## SHORT TASK
Scan the data. Collect each line that contains the word "from".

## THE DATA
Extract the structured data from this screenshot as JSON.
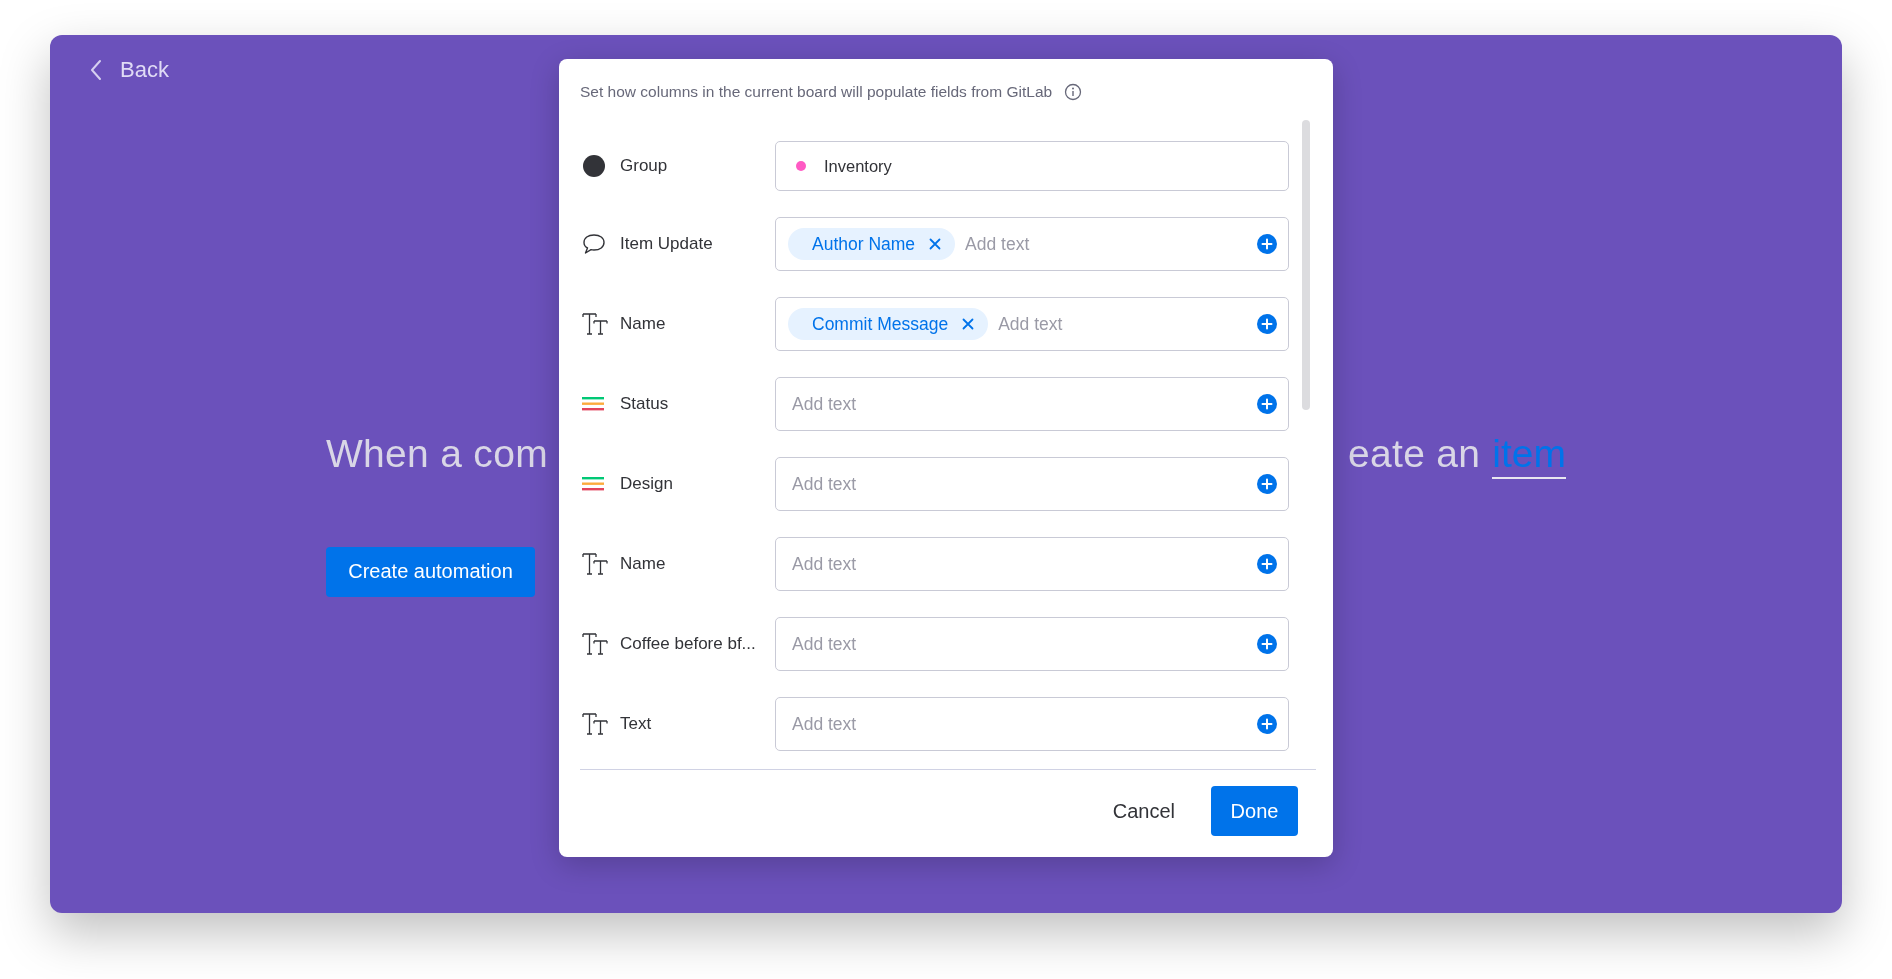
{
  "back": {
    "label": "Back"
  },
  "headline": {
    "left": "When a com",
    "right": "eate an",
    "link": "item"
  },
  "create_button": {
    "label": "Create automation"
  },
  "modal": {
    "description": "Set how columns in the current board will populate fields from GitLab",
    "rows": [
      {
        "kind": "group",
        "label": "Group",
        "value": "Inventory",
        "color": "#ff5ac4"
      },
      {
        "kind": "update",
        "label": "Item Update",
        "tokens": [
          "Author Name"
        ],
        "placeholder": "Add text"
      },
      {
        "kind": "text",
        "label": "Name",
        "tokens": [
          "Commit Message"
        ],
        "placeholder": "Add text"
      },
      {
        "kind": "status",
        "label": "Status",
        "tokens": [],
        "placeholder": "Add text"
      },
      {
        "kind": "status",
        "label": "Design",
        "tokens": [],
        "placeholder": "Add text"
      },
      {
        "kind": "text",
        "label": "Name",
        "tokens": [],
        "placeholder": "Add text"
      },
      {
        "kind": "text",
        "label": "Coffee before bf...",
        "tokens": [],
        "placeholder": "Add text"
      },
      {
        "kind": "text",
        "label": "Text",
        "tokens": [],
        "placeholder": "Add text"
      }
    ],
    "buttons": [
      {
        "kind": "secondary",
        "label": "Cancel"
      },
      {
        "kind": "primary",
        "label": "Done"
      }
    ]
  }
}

## RESULT
Extract the structured data from this screenshot as JSON.
    "description": "Set how columns in the current board will populate fields from GitLab",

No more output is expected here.